WHAT YOU ARE ASKED TO DO — Reproduce the listing below exactly, minus its pictures.

ENTRIES —
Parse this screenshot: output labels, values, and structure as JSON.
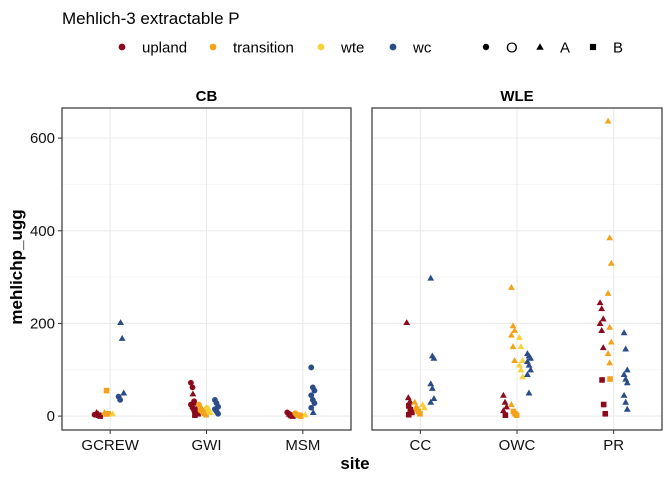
{
  "chart_data": {
    "type": "scatter",
    "title": "Mehlich-3 extractable P",
    "xlabel": "site",
    "ylabel": "mehlichp_ugg",
    "ylim": [
      -30,
      665
    ],
    "yticks": [
      0,
      200,
      400,
      600
    ],
    "grid": true,
    "legend_position": "top",
    "color_legend": [
      {
        "name": "upland",
        "color": "#8B0A1E"
      },
      {
        "name": "transition",
        "color": "#F5A21B"
      },
      {
        "name": "wte",
        "color": "#F7D13A"
      },
      {
        "name": "wc",
        "color": "#2A4D8A"
      }
    ],
    "shape_legend": [
      {
        "name": "O",
        "shape": "circle"
      },
      {
        "name": "A",
        "shape": "triangle"
      },
      {
        "name": "B",
        "shape": "square"
      }
    ],
    "panels": [
      {
        "name": "CB",
        "sites": [
          "GCREW",
          "GWI",
          "MSM"
        ],
        "points": [
          {
            "site": "GCREW",
            "transect": "upland",
            "horizon": "A",
            "y": [
              8,
              5
            ]
          },
          {
            "site": "GCREW",
            "transect": "upland",
            "horizon": "O",
            "y": [
              3
            ]
          },
          {
            "site": "GCREW",
            "transect": "upland",
            "horizon": "B",
            "y": [
              2,
              0
            ]
          },
          {
            "site": "GCREW",
            "transect": "transition",
            "horizon": "A",
            "y": [
              8,
              4
            ]
          },
          {
            "site": "GCREW",
            "transect": "transition",
            "horizon": "B",
            "y": [
              55,
              5
            ]
          },
          {
            "site": "GCREW",
            "transect": "wte",
            "horizon": "A",
            "y": [
              5
            ]
          },
          {
            "site": "GCREW",
            "transect": "wc",
            "horizon": "A",
            "y": [
              202,
              168,
              50
            ]
          },
          {
            "site": "GCREW",
            "transect": "wc",
            "horizon": "O",
            "y": [
              42,
              35
            ]
          },
          {
            "site": "GWI",
            "transect": "upland",
            "horizon": "O",
            "y": [
              72,
              62,
              32,
              25,
              18,
              12
            ]
          },
          {
            "site": "GWI",
            "transect": "upland",
            "horizon": "A",
            "y": [
              48,
              28
            ]
          },
          {
            "site": "GWI",
            "transect": "upland",
            "horizon": "B",
            "y": [
              15,
              10,
              5,
              2
            ]
          },
          {
            "site": "GWI",
            "transect": "transition",
            "horizon": "O",
            "y": [
              25,
              12
            ]
          },
          {
            "site": "GWI",
            "transect": "transition",
            "horizon": "A",
            "y": [
              20,
              15,
              8
            ]
          },
          {
            "site": "GWI",
            "transect": "transition",
            "horizon": "B",
            "y": [
              10,
              6,
              3
            ]
          },
          {
            "site": "GWI",
            "transect": "wte",
            "horizon": "O",
            "y": [
              18,
              10
            ]
          },
          {
            "site": "GWI",
            "transect": "wte",
            "horizon": "A",
            "y": [
              14,
              8
            ]
          },
          {
            "site": "GWI",
            "transect": "wc",
            "horizon": "O",
            "y": [
              35,
              28,
              20,
              15,
              10,
              5
            ]
          },
          {
            "site": "MSM",
            "transect": "upland",
            "horizon": "O",
            "y": [
              8,
              5,
              3
            ]
          },
          {
            "site": "MSM",
            "transect": "upland",
            "horizon": "A",
            "y": [
              4,
              2
            ]
          },
          {
            "site": "MSM",
            "transect": "upland",
            "horizon": "B",
            "y": [
              1,
              0
            ]
          },
          {
            "site": "MSM",
            "transect": "transition",
            "horizon": "O",
            "y": [
              6,
              3
            ]
          },
          {
            "site": "MSM",
            "transect": "transition",
            "horizon": "A",
            "y": [
              4
            ]
          },
          {
            "site": "MSM",
            "transect": "transition",
            "horizon": "B",
            "y": [
              2,
              0
            ]
          },
          {
            "site": "MSM",
            "transect": "wte",
            "horizon": "A",
            "y": [
              3
            ]
          },
          {
            "site": "MSM",
            "transect": "wc",
            "horizon": "O",
            "y": [
              105,
              62,
              55,
              45,
              35,
              28,
              18
            ]
          },
          {
            "site": "MSM",
            "transect": "wc",
            "horizon": "A",
            "y": [
              8
            ]
          }
        ]
      },
      {
        "name": "WLE",
        "sites": [
          "CC",
          "OWC",
          "PR"
        ],
        "points": [
          {
            "site": "CC",
            "transect": "upland",
            "horizon": "A",
            "y": [
              202,
              40,
              32
            ]
          },
          {
            "site": "CC",
            "transect": "upland",
            "horizon": "B",
            "y": [
              22,
              14,
              8,
              3
            ]
          },
          {
            "site": "CC",
            "transect": "transition",
            "horizon": "A",
            "y": [
              30,
              20
            ]
          },
          {
            "site": "CC",
            "transect": "transition",
            "horizon": "B",
            "y": [
              15,
              10,
              5
            ]
          },
          {
            "site": "CC",
            "transect": "wte",
            "horizon": "A",
            "y": [
              25,
              18
            ]
          },
          {
            "site": "CC",
            "transect": "wc",
            "horizon": "A",
            "y": [
              298,
              130,
              125,
              70,
              60,
              38,
              30
            ]
          },
          {
            "site": "OWC",
            "transect": "upland",
            "horizon": "A",
            "y": [
              45,
              30,
              20,
              12
            ]
          },
          {
            "site": "OWC",
            "transect": "upland",
            "horizon": "B",
            "y": [
              2
            ]
          },
          {
            "site": "OWC",
            "transect": "transition",
            "horizon": "A",
            "y": [
              278,
              195,
              185,
              175,
              150,
              120,
              25
            ]
          },
          {
            "site": "OWC",
            "transect": "transition",
            "horizon": "B",
            "y": [
              10,
              5,
              2
            ]
          },
          {
            "site": "OWC",
            "transect": "wte",
            "horizon": "A",
            "y": [
              170,
              150,
              120,
              110,
              100,
              85
            ]
          },
          {
            "site": "OWC",
            "transect": "wc",
            "horizon": "A",
            "y": [
              135,
              130,
              125,
              118,
              110,
              100,
              90,
              50
            ]
          },
          {
            "site": "PR",
            "transect": "upland",
            "horizon": "A",
            "y": [
              245,
              232,
              210,
              200,
              185,
              148
            ]
          },
          {
            "site": "PR",
            "transect": "upland",
            "horizon": "B",
            "y": [
              78,
              25,
              5
            ]
          },
          {
            "site": "PR",
            "transect": "transition",
            "horizon": "A",
            "y": [
              637,
              385,
              330,
              265,
              192,
              160,
              135,
              115
            ]
          },
          {
            "site": "PR",
            "transect": "transition",
            "horizon": "B",
            "y": [
              80
            ]
          },
          {
            "site": "PR",
            "transect": "wc",
            "horizon": "A",
            "y": [
              180,
              145,
              100,
              90,
              80,
              72,
              45,
              30,
              15
            ]
          }
        ]
      }
    ]
  }
}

FINISHED ANSWER —
Parse this screenshot: output labels, values, and structure as JSON.
{
  "chart_data": {
    "type": "scatter",
    "title": "Mehlich-3 extractable P",
    "xlabel": "site",
    "ylabel": "mehlichp_ugg",
    "ylim": [
      -30,
      665
    ],
    "yticks": [
      0,
      200,
      400,
      600
    ],
    "grid": true,
    "legend_position": "top",
    "color_legend": [
      {
        "name": "upland",
        "color": "#8B0A1E"
      },
      {
        "name": "transition",
        "color": "#F5A21B"
      },
      {
        "name": "wte",
        "color": "#F7D13A"
      },
      {
        "name": "wc",
        "color": "#2A4D8A"
      }
    ],
    "shape_legend": [
      {
        "name": "O",
        "shape": "circle"
      },
      {
        "name": "A",
        "shape": "triangle"
      },
      {
        "name": "B",
        "shape": "square"
      }
    ],
    "panels": [
      {
        "name": "CB",
        "sites": [
          "GCREW",
          "GWI",
          "MSM"
        ],
        "points": [
          {
            "site": "GCREW",
            "transect": "upland",
            "horizon": "A",
            "y": [
              8,
              5
            ]
          },
          {
            "site": "GCREW",
            "transect": "upland",
            "horizon": "O",
            "y": [
              3
            ]
          },
          {
            "site": "GCREW",
            "transect": "upland",
            "horizon": "B",
            "y": [
              2,
              0
            ]
          },
          {
            "site": "GCREW",
            "transect": "transition",
            "horizon": "A",
            "y": [
              8,
              4
            ]
          },
          {
            "site": "GCREW",
            "transect": "transition",
            "horizon": "B",
            "y": [
              55,
              5
            ]
          },
          {
            "site": "GCREW",
            "transect": "wte",
            "horizon": "A",
            "y": [
              5
            ]
          },
          {
            "site": "GCREW",
            "transect": "wc",
            "horizon": "A",
            "y": [
              202,
              168,
              50
            ]
          },
          {
            "site": "GCREW",
            "transect": "wc",
            "horizon": "O",
            "y": [
              42,
              35
            ]
          },
          {
            "site": "GWI",
            "transect": "upland",
            "horizon": "O",
            "y": [
              72,
              62,
              32,
              25,
              18,
              12
            ]
          },
          {
            "site": "GWI",
            "transect": "upland",
            "horizon": "A",
            "y": [
              48,
              28
            ]
          },
          {
            "site": "GWI",
            "transect": "upland",
            "horizon": "B",
            "y": [
              15,
              10,
              5,
              2
            ]
          },
          {
            "site": "GWI",
            "transect": "transition",
            "horizon": "O",
            "y": [
              25,
              12
            ]
          },
          {
            "site": "GWI",
            "transect": "transition",
            "horizon": "A",
            "y": [
              20,
              15,
              8
            ]
          },
          {
            "site": "GWI",
            "transect": "transition",
            "horizon": "B",
            "y": [
              10,
              6,
              3
            ]
          },
          {
            "site": "GWI",
            "transect": "wte",
            "horizon": "O",
            "y": [
              18,
              10
            ]
          },
          {
            "site": "GWI",
            "transect": "wte",
            "horizon": "A",
            "y": [
              14,
              8
            ]
          },
          {
            "site": "GWI",
            "transect": "wc",
            "horizon": "O",
            "y": [
              35,
              28,
              20,
              15,
              10,
              5
            ]
          },
          {
            "site": "MSM",
            "transect": "upland",
            "horizon": "O",
            "y": [
              8,
              5,
              3
            ]
          },
          {
            "site": "MSM",
            "transect": "upland",
            "horizon": "A",
            "y": [
              4,
              2
            ]
          },
          {
            "site": "MSM",
            "transect": "upland",
            "horizon": "B",
            "y": [
              1,
              0
            ]
          },
          {
            "site": "MSM",
            "transect": "transition",
            "horizon": "O",
            "y": [
              6,
              3
            ]
          },
          {
            "site": "MSM",
            "transect": "transition",
            "horizon": "A",
            "y": [
              4
            ]
          },
          {
            "site": "MSM",
            "transect": "transition",
            "horizon": "B",
            "y": [
              2,
              0
            ]
          },
          {
            "site": "MSM",
            "transect": "wte",
            "horizon": "A",
            "y": [
              3
            ]
          },
          {
            "site": "MSM",
            "transect": "wc",
            "horizon": "O",
            "y": [
              105,
              62,
              55,
              45,
              35,
              28,
              18
            ]
          },
          {
            "site": "MSM",
            "transect": "wc",
            "horizon": "A",
            "y": [
              8
            ]
          }
        ]
      },
      {
        "name": "WLE",
        "sites": [
          "CC",
          "OWC",
          "PR"
        ],
        "points": [
          {
            "site": "CC",
            "transect": "upland",
            "horizon": "A",
            "y": [
              202,
              40,
              32
            ]
          },
          {
            "site": "CC",
            "transect": "upland",
            "horizon": "B",
            "y": [
              22,
              14,
              8,
              3
            ]
          },
          {
            "site": "CC",
            "transect": "transition",
            "horizon": "A",
            "y": [
              30,
              20
            ]
          },
          {
            "site": "CC",
            "transect": "transition",
            "horizon": "B",
            "y": [
              15,
              10,
              5
            ]
          },
          {
            "site": "CC",
            "transect": "wte",
            "horizon": "A",
            "y": [
              25,
              18
            ]
          },
          {
            "site": "CC",
            "transect": "wc",
            "horizon": "A",
            "y": [
              298,
              130,
              125,
              70,
              60,
              38,
              30
            ]
          },
          {
            "site": "OWC",
            "transect": "upland",
            "horizon": "A",
            "y": [
              45,
              30,
              20,
              12
            ]
          },
          {
            "site": "OWC",
            "transect": "upland",
            "horizon": "B",
            "y": [
              2
            ]
          },
          {
            "site": "OWC",
            "transect": "transition",
            "horizon": "A",
            "y": [
              278,
              195,
              185,
              175,
              150,
              120,
              25
            ]
          },
          {
            "site": "OWC",
            "transect": "transition",
            "horizon": "B",
            "y": [
              10,
              5,
              2
            ]
          },
          {
            "site": "OWC",
            "transect": "wte",
            "horizon": "A",
            "y": [
              170,
              150,
              120,
              110,
              100,
              85
            ]
          },
          {
            "site": "OWC",
            "transect": "wc",
            "horizon": "A",
            "y": [
              135,
              130,
              125,
              118,
              110,
              100,
              90,
              50
            ]
          },
          {
            "site": "PR",
            "transect": "upland",
            "horizon": "A",
            "y": [
              245,
              232,
              210,
              200,
              185,
              148
            ]
          },
          {
            "site": "PR",
            "transect": "upland",
            "horizon": "B",
            "y": [
              78,
              25,
              5
            ]
          },
          {
            "site": "PR",
            "transect": "transition",
            "horizon": "A",
            "y": [
              637,
              385,
              330,
              265,
              192,
              160,
              135,
              115
            ]
          },
          {
            "site": "PR",
            "transect": "transition",
            "horizon": "B",
            "y": [
              80
            ]
          },
          {
            "site": "PR",
            "transect": "wc",
            "horizon": "A",
            "y": [
              180,
              145,
              100,
              90,
              80,
              72,
              45,
              30,
              15
            ]
          }
        ]
      }
    ]
  }
}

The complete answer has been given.